§ DATA LISTING
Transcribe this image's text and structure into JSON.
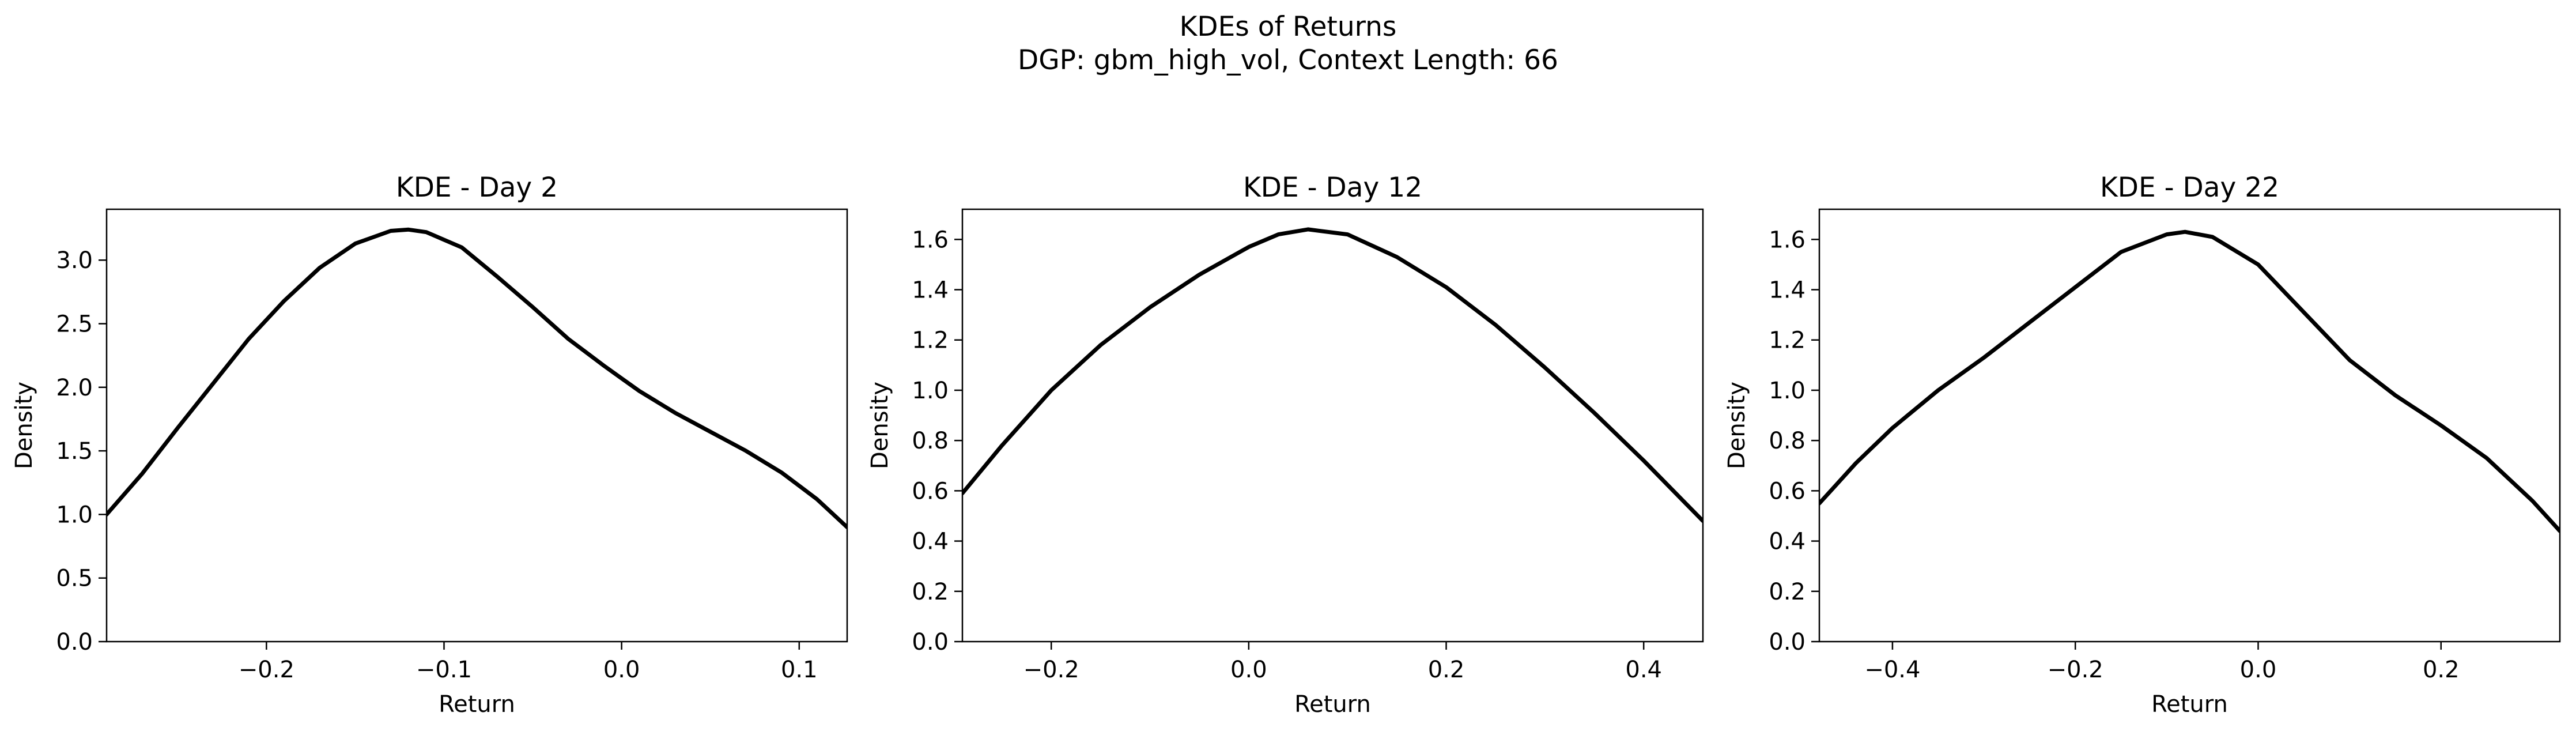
{
  "figure": {
    "suptitle_line1": "KDEs of Returns",
    "suptitle_line2": "DGP: gbm_high_vol, Context Length: 66"
  },
  "chart_data": [
    {
      "type": "line",
      "title": "KDE - Day 2",
      "xlabel": "Return",
      "ylabel": "Density",
      "xlim": [
        -0.29,
        0.127
      ],
      "ylim": [
        0,
        3.4
      ],
      "xticks": [
        -0.2,
        -0.1,
        0.0,
        0.1
      ],
      "xtick_labels": [
        "−0.2",
        "−0.1",
        "0.0",
        "0.1"
      ],
      "yticks": [
        0,
        0.5,
        1.0,
        1.5,
        2.0,
        2.5,
        3.0
      ],
      "ytick_labels": [
        "0.0",
        "0.5",
        "1.0",
        "1.5",
        "2.0",
        "2.5",
        "3.0"
      ],
      "grid": false,
      "series": [
        {
          "color": "#000000",
          "x": [
            -0.29,
            -0.27,
            -0.25,
            -0.23,
            -0.21,
            -0.19,
            -0.17,
            -0.15,
            -0.13,
            -0.12,
            -0.11,
            -0.09,
            -0.07,
            -0.05,
            -0.03,
            -0.01,
            0.0,
            0.01,
            0.03,
            0.05,
            0.07,
            0.09,
            0.11,
            0.127
          ],
          "y": [
            1.0,
            1.32,
            1.68,
            2.03,
            2.38,
            2.68,
            2.94,
            3.13,
            3.23,
            3.24,
            3.22,
            3.1,
            2.87,
            2.63,
            2.38,
            2.17,
            2.07,
            1.97,
            1.8,
            1.65,
            1.5,
            1.33,
            1.12,
            0.9
          ]
        }
      ]
    },
    {
      "type": "line",
      "title": "KDE - Day 12",
      "xlabel": "Return",
      "ylabel": "Density",
      "xlim": [
        -0.29,
        0.46
      ],
      "ylim": [
        0,
        1.72
      ],
      "xticks": [
        -0.2,
        0.0,
        0.2,
        0.4
      ],
      "xtick_labels": [
        "−0.2",
        "0.0",
        "0.2",
        "0.4"
      ],
      "yticks": [
        0,
        0.2,
        0.4,
        0.6,
        0.8,
        1.0,
        1.2,
        1.4,
        1.6
      ],
      "ytick_labels": [
        "0.0",
        "0.2",
        "0.4",
        "0.6",
        "0.8",
        "1.0",
        "1.2",
        "1.4",
        "1.6"
      ],
      "grid": false,
      "series": [
        {
          "color": "#000000",
          "x": [
            -0.29,
            -0.25,
            -0.2,
            -0.15,
            -0.1,
            -0.05,
            0.0,
            0.03,
            0.06,
            0.1,
            0.15,
            0.2,
            0.25,
            0.3,
            0.35,
            0.4,
            0.46
          ],
          "y": [
            0.59,
            0.78,
            1.0,
            1.18,
            1.33,
            1.46,
            1.57,
            1.62,
            1.64,
            1.62,
            1.53,
            1.41,
            1.26,
            1.09,
            0.91,
            0.72,
            0.48
          ]
        }
      ]
    },
    {
      "type": "line",
      "title": "KDE - Day 22",
      "xlabel": "Return",
      "ylabel": "Density",
      "xlim": [
        -0.48,
        0.33
      ],
      "ylim": [
        0,
        1.72
      ],
      "xticks": [
        -0.4,
        -0.2,
        0.0,
        0.2
      ],
      "xtick_labels": [
        "−0.4",
        "−0.2",
        "0.0",
        "0.2"
      ],
      "yticks": [
        0,
        0.2,
        0.4,
        0.6,
        0.8,
        1.0,
        1.2,
        1.4,
        1.6
      ],
      "ytick_labels": [
        "0.0",
        "0.2",
        "0.4",
        "0.6",
        "0.8",
        "1.0",
        "1.2",
        "1.4",
        "1.6"
      ],
      "grid": false,
      "series": [
        {
          "color": "#000000",
          "x": [
            -0.48,
            -0.44,
            -0.4,
            -0.35,
            -0.3,
            -0.25,
            -0.2,
            -0.15,
            -0.1,
            -0.08,
            -0.05,
            0.0,
            0.05,
            0.1,
            0.15,
            0.2,
            0.25,
            0.3,
            0.33
          ],
          "y": [
            0.55,
            0.71,
            0.85,
            1.0,
            1.13,
            1.27,
            1.41,
            1.55,
            1.62,
            1.63,
            1.61,
            1.5,
            1.31,
            1.12,
            0.98,
            0.86,
            0.73,
            0.56,
            0.44
          ]
        }
      ]
    }
  ]
}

§ REQUIREMENTS
Please repeat the entries exactly. Do not include the pictures.

§ RESPONSE TO THE TASK
Transcribe this image's text and structure into JSON.
{
  "figure": {
    "suptitle_line1": "KDEs of Returns",
    "suptitle_line2": "DGP: gbm_high_vol, Context Length: 66"
  },
  "chart_data": [
    {
      "type": "line",
      "title": "KDE - Day 2",
      "xlabel": "Return",
      "ylabel": "Density",
      "xlim": [
        -0.29,
        0.127
      ],
      "ylim": [
        0,
        3.4
      ],
      "xticks": [
        -0.2,
        -0.1,
        0.0,
        0.1
      ],
      "xtick_labels": [
        "−0.2",
        "−0.1",
        "0.0",
        "0.1"
      ],
      "yticks": [
        0,
        0.5,
        1.0,
        1.5,
        2.0,
        2.5,
        3.0
      ],
      "ytick_labels": [
        "0.0",
        "0.5",
        "1.0",
        "1.5",
        "2.0",
        "2.5",
        "3.0"
      ],
      "grid": false,
      "series": [
        {
          "color": "#000000",
          "x": [
            -0.29,
            -0.27,
            -0.25,
            -0.23,
            -0.21,
            -0.19,
            -0.17,
            -0.15,
            -0.13,
            -0.12,
            -0.11,
            -0.09,
            -0.07,
            -0.05,
            -0.03,
            -0.01,
            0.0,
            0.01,
            0.03,
            0.05,
            0.07,
            0.09,
            0.11,
            0.127
          ],
          "y": [
            1.0,
            1.32,
            1.68,
            2.03,
            2.38,
            2.68,
            2.94,
            3.13,
            3.23,
            3.24,
            3.22,
            3.1,
            2.87,
            2.63,
            2.38,
            2.17,
            2.07,
            1.97,
            1.8,
            1.65,
            1.5,
            1.33,
            1.12,
            0.9
          ]
        }
      ]
    },
    {
      "type": "line",
      "title": "KDE - Day 12",
      "xlabel": "Return",
      "ylabel": "Density",
      "xlim": [
        -0.29,
        0.46
      ],
      "ylim": [
        0,
        1.72
      ],
      "xticks": [
        -0.2,
        0.0,
        0.2,
        0.4
      ],
      "xtick_labels": [
        "−0.2",
        "0.0",
        "0.2",
        "0.4"
      ],
      "yticks": [
        0,
        0.2,
        0.4,
        0.6,
        0.8,
        1.0,
        1.2,
        1.4,
        1.6
      ],
      "ytick_labels": [
        "0.0",
        "0.2",
        "0.4",
        "0.6",
        "0.8",
        "1.0",
        "1.2",
        "1.4",
        "1.6"
      ],
      "grid": false,
      "series": [
        {
          "color": "#000000",
          "x": [
            -0.29,
            -0.25,
            -0.2,
            -0.15,
            -0.1,
            -0.05,
            0.0,
            0.03,
            0.06,
            0.1,
            0.15,
            0.2,
            0.25,
            0.3,
            0.35,
            0.4,
            0.46
          ],
          "y": [
            0.59,
            0.78,
            1.0,
            1.18,
            1.33,
            1.46,
            1.57,
            1.62,
            1.64,
            1.62,
            1.53,
            1.41,
            1.26,
            1.09,
            0.91,
            0.72,
            0.48
          ]
        }
      ]
    },
    {
      "type": "line",
      "title": "KDE - Day 22",
      "xlabel": "Return",
      "ylabel": "Density",
      "xlim": [
        -0.48,
        0.33
      ],
      "ylim": [
        0,
        1.72
      ],
      "xticks": [
        -0.4,
        -0.2,
        0.0,
        0.2
      ],
      "xtick_labels": [
        "−0.4",
        "−0.2",
        "0.0",
        "0.2"
      ],
      "yticks": [
        0,
        0.2,
        0.4,
        0.6,
        0.8,
        1.0,
        1.2,
        1.4,
        1.6
      ],
      "ytick_labels": [
        "0.0",
        "0.2",
        "0.4",
        "0.6",
        "0.8",
        "1.0",
        "1.2",
        "1.4",
        "1.6"
      ],
      "grid": false,
      "series": [
        {
          "color": "#000000",
          "x": [
            -0.48,
            -0.44,
            -0.4,
            -0.35,
            -0.3,
            -0.25,
            -0.2,
            -0.15,
            -0.1,
            -0.08,
            -0.05,
            0.0,
            0.05,
            0.1,
            0.15,
            0.2,
            0.25,
            0.3,
            0.33
          ],
          "y": [
            0.55,
            0.71,
            0.85,
            1.0,
            1.13,
            1.27,
            1.41,
            1.55,
            1.62,
            1.63,
            1.61,
            1.5,
            1.31,
            1.12,
            0.98,
            0.86,
            0.73,
            0.56,
            0.44
          ]
        }
      ]
    }
  ]
}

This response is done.